- [Required task] Pull every line of the entries that has the word "local".

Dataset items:
** begin **
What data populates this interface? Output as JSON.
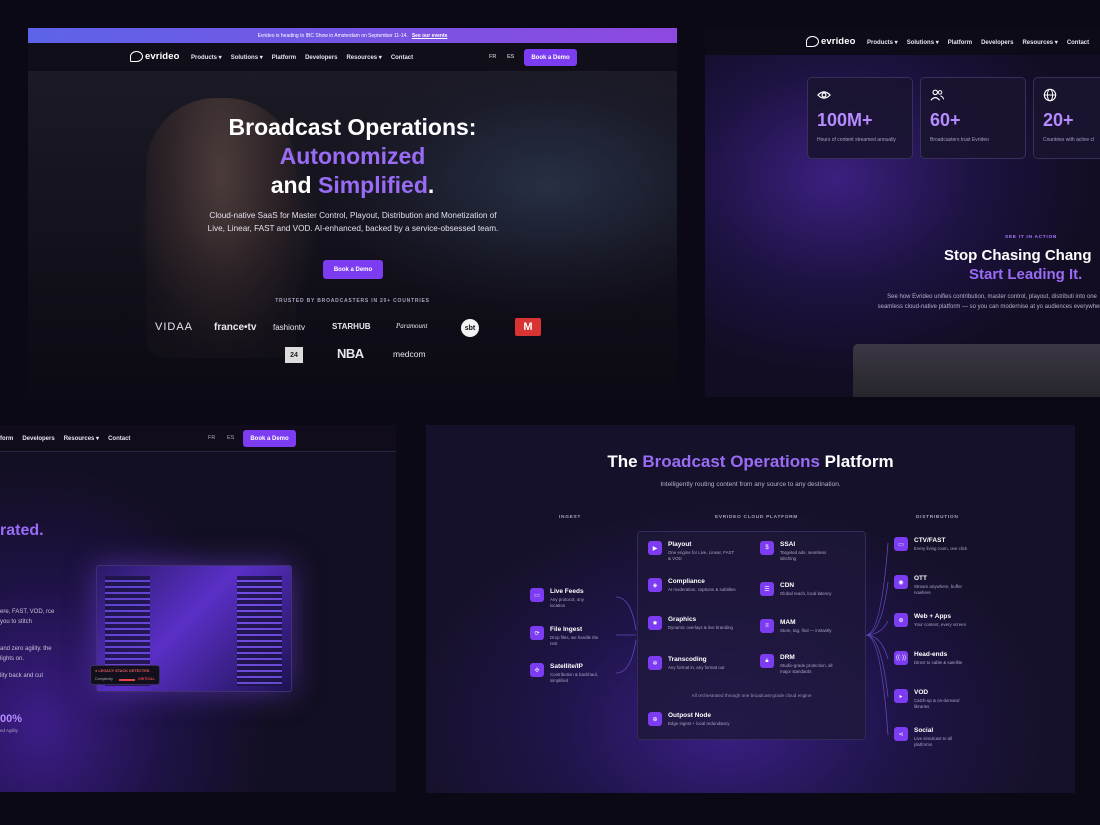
{
  "nav": {
    "brand": "evrideo",
    "products": "Products",
    "solutions": "Solutions",
    "platform": "Platform",
    "developers": "Developers",
    "resources": "Resources",
    "contact": "Contact",
    "lang_fr": "FR",
    "lang_es": "ES",
    "demo": "Book a Demo"
  },
  "banner": {
    "text": "Evrideo is heading to IBC Show in Amsterdam on September 11-14.",
    "link": "See our events"
  },
  "hero": {
    "line1": "Broadcast Operations:",
    "line2": "Autonomized",
    "line3a": "and ",
    "line3b": "Simplified",
    "line3c": ".",
    "sub": "Cloud-native SaaS for Master Control, Playout, Distribution and Monetization of Live, Linear, FAST and VOD. AI-enhanced, backed by a service-obsessed team.",
    "cta": "Book a Demo",
    "trusted": "TRUSTED BY BROADCASTERS IN 20+ COUNTRIES",
    "logos": [
      "VIDAA",
      "france•tv",
      "fashiontv",
      "STARHUB",
      "Paramount",
      "sbt",
      "M",
      "24",
      "NBA",
      "medcom"
    ]
  },
  "stats": [
    {
      "value": "100M+",
      "caption": "Hours of content streamed annually",
      "icon": "eye-icon"
    },
    {
      "value": "60+",
      "caption": "Broadcasters trust Evrideo",
      "icon": "users-icon"
    },
    {
      "value": "20+",
      "caption": "Countries with active cl",
      "icon": "globe-icon"
    }
  ],
  "action": {
    "kicker": "SEE IT IN ACTION",
    "title1": "Stop Chasing Chang",
    "title2": "Start Leading It.",
    "sub": "See how Evrideo unifies contribution, master control, playout, distributi into one seamless cloud-native platform — so you can modernise at yo audiences everywhere."
  },
  "panelC": {
    "nav_partial": "form",
    "heading_tail": "rated.",
    "p1": "ere, FAST, VOD, rce you to stitch",
    "p2": "and zero agility. the lights on.",
    "p3": "lity back and cut",
    "legacy": "LEGACY STACK DETECTED",
    "complexity": "Complexity",
    "critical": "CRITICAL",
    "stat_value": "00%",
    "stat_caption": "ed Agility"
  },
  "platform": {
    "title_a": "The ",
    "title_b": "Broadcast Operations",
    "title_c": " Platform",
    "sub": "Intelligently routing content from any source to any destination.",
    "col_ingest": "INGEST",
    "col_cloud": "EVRIDEO CLOUD PLATFORM",
    "col_dist": "DISTRIBUTION",
    "ingest": [
      {
        "t": "Live Feeds",
        "d": "Any protocol, any location"
      },
      {
        "t": "File Ingest",
        "d": "Drop files, we handle the rest"
      },
      {
        "t": "Satellite/IP",
        "d": "Contribution & backhaul, simplified"
      }
    ],
    "cloud": [
      {
        "t": "Playout",
        "d": "One engine for Live, Linear, FAST & VOD"
      },
      {
        "t": "SSAI",
        "d": "Targeted ads, seamless stitching"
      },
      {
        "t": "Compliance",
        "d": "AI moderation, captions & subtitles"
      },
      {
        "t": "CDN",
        "d": "Global reach, local latency"
      },
      {
        "t": "Graphics",
        "d": "Dynamic overlays & live branding"
      },
      {
        "t": "MAM",
        "d": "Store, tag, find — instantly"
      },
      {
        "t": "Transcoding",
        "d": "Any format in, any format out"
      },
      {
        "t": "DRM",
        "d": "Studio-grade protection, all major standards"
      }
    ],
    "orchestrated": "All orchestrated through one broadcast-grade cloud engine",
    "edge": {
      "t": "Outpost Node",
      "d": "Edge ingest + local redundancy"
    },
    "dist": [
      {
        "t": "CTV/FAST",
        "d": "Every living room, one click"
      },
      {
        "t": "OTT",
        "d": "Stream anywhere, buffer nowhere"
      },
      {
        "t": "Web + Apps",
        "d": "Your content, every screen"
      },
      {
        "t": "Head-ends",
        "d": "Direct to cable & satellite"
      },
      {
        "t": "VOD",
        "d": "Catch-up & on-demand libraries"
      },
      {
        "t": "Social",
        "d": "Live simulcast to all platforms"
      }
    ]
  }
}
** end **
- [Solution to this exercise]
        "d": "Global reach, local latency"
      "d": "Edge ingest + local redundancy"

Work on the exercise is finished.